THE TASK: Pull out every line from the listing that has the word "n쓰레기".

-.-.-

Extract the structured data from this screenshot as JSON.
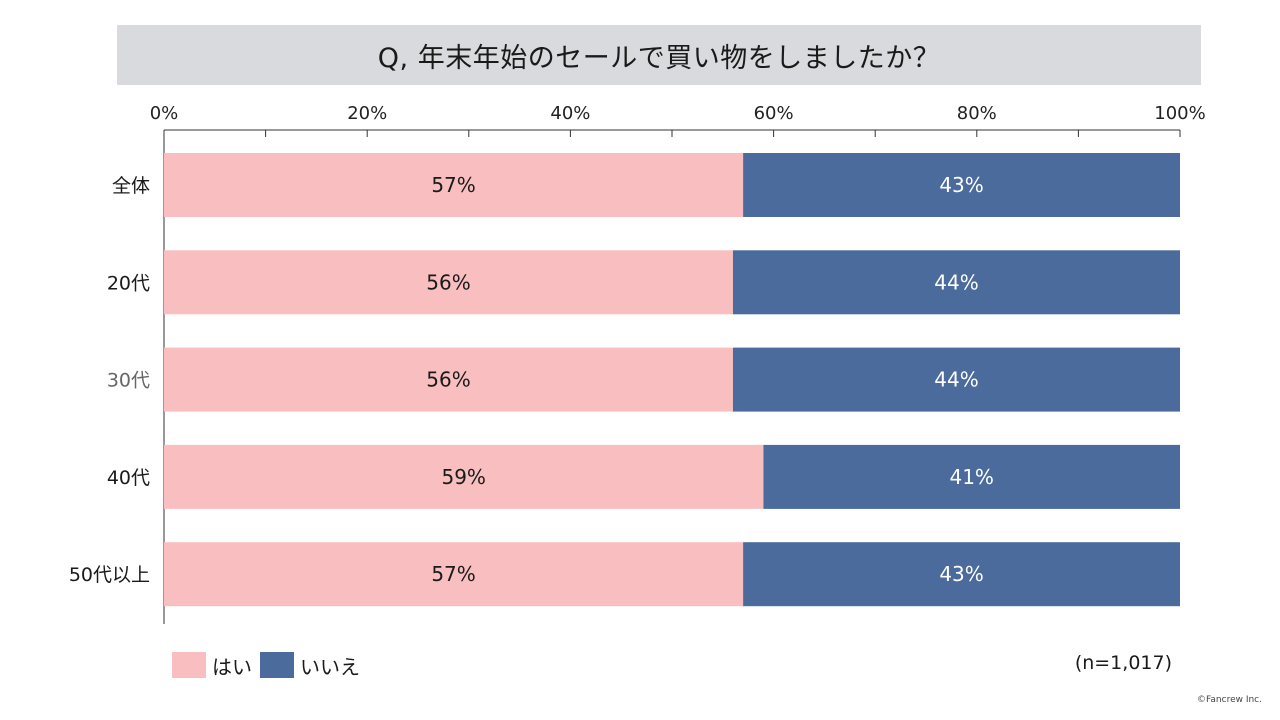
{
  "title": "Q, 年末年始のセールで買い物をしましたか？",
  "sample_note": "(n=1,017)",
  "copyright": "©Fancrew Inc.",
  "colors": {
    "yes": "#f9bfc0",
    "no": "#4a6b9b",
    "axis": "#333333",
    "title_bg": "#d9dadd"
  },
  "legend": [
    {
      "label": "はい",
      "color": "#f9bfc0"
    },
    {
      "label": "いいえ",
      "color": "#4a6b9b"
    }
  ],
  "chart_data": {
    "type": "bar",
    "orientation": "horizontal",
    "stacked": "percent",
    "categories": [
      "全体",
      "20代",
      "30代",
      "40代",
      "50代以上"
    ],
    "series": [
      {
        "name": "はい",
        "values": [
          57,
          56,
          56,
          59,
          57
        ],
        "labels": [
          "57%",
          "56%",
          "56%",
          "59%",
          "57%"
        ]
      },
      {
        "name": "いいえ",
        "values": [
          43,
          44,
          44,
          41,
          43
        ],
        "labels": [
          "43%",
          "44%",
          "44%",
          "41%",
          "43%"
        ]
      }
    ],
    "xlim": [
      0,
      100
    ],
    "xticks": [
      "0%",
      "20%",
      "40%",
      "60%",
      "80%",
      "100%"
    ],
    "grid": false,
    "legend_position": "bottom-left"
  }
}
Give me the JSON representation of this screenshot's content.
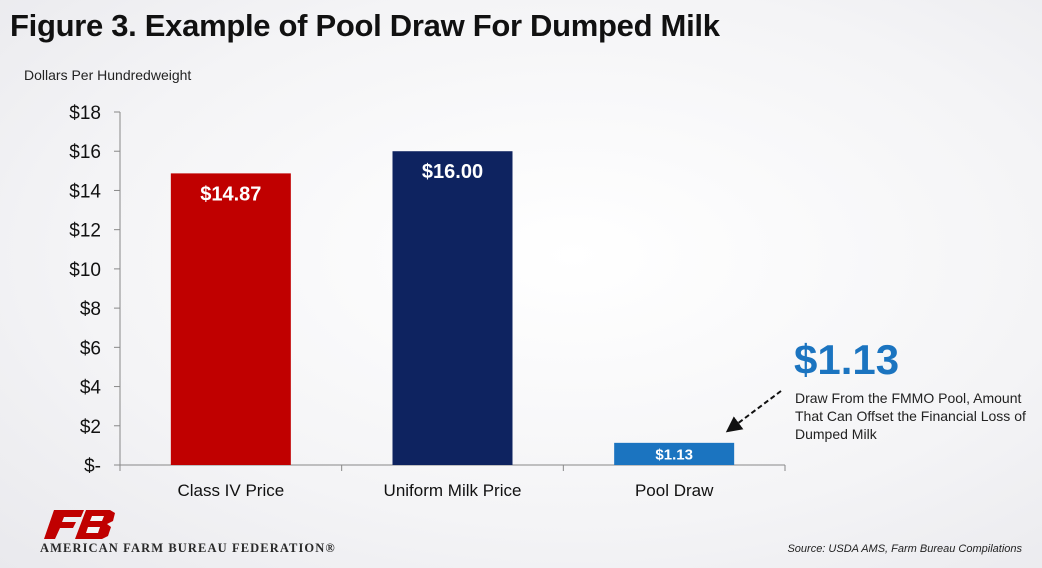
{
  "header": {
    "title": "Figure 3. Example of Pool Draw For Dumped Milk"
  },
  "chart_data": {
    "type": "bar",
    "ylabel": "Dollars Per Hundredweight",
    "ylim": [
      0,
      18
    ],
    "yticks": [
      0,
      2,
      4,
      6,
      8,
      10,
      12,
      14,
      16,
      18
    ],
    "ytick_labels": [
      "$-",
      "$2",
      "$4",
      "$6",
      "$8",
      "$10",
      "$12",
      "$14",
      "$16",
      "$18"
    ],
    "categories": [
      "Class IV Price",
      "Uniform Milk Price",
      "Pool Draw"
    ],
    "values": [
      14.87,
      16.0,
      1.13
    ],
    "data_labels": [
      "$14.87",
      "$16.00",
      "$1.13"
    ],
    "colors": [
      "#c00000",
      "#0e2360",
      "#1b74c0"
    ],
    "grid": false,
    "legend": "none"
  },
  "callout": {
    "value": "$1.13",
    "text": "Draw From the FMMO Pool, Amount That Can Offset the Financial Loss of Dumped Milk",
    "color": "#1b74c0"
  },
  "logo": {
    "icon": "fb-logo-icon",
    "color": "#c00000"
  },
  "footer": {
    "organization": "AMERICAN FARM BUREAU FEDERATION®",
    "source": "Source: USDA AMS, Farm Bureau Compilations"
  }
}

-.-.-

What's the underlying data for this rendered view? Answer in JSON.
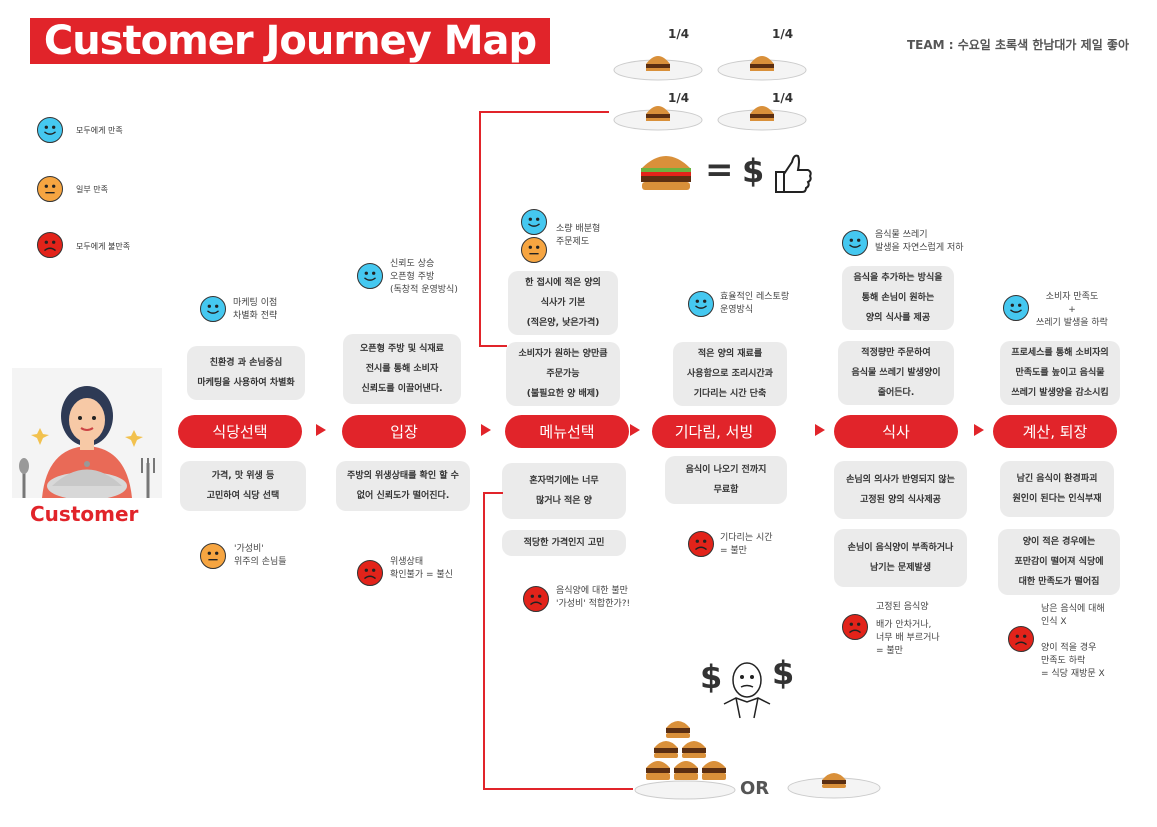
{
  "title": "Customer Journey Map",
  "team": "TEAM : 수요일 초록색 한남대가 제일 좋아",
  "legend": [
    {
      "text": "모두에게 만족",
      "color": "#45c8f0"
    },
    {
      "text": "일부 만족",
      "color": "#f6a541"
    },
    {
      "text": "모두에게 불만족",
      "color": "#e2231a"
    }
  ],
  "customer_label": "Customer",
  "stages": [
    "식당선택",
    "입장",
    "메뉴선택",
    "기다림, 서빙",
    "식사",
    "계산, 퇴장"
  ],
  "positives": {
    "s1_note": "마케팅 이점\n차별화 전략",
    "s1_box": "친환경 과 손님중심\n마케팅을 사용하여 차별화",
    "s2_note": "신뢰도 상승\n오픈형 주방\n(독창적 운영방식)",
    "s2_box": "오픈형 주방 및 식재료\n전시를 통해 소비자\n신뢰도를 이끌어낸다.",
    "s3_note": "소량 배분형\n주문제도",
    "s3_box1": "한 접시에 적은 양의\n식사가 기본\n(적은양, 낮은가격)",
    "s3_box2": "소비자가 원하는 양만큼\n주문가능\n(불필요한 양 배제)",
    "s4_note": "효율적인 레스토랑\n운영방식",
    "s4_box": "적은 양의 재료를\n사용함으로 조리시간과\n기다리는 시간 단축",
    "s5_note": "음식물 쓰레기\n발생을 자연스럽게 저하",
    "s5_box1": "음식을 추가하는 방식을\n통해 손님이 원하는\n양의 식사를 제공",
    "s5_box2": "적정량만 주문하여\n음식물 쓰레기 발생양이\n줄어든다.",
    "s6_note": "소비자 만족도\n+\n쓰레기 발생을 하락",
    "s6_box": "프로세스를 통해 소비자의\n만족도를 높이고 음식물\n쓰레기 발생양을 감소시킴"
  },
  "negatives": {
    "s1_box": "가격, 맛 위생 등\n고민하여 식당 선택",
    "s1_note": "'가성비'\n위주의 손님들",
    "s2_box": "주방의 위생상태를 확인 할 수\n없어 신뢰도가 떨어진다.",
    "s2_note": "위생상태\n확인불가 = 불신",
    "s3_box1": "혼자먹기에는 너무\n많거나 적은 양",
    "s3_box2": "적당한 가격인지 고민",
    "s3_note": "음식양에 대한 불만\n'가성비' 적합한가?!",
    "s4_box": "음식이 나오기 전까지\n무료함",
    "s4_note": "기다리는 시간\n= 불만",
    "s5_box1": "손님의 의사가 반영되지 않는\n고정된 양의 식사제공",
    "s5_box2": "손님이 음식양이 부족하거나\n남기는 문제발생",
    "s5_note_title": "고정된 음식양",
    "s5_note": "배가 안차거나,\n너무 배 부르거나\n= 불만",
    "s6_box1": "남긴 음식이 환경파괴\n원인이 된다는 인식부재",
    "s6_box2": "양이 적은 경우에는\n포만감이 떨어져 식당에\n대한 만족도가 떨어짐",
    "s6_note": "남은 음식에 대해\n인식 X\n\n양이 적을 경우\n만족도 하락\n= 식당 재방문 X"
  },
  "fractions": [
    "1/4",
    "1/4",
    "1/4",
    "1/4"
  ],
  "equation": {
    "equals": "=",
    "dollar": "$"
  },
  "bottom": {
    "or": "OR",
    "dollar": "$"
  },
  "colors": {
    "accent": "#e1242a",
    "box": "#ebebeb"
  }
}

-.-.-

EXERCISE RESULT:
    "s6_note": "소비자 만족도\n+\n쓰레기 발생을 하락",
    "s6_box": "프로세스를 통해 소비자의\n만족도를 높이고 음식물\n쓰레기 발생양을 감소시킴"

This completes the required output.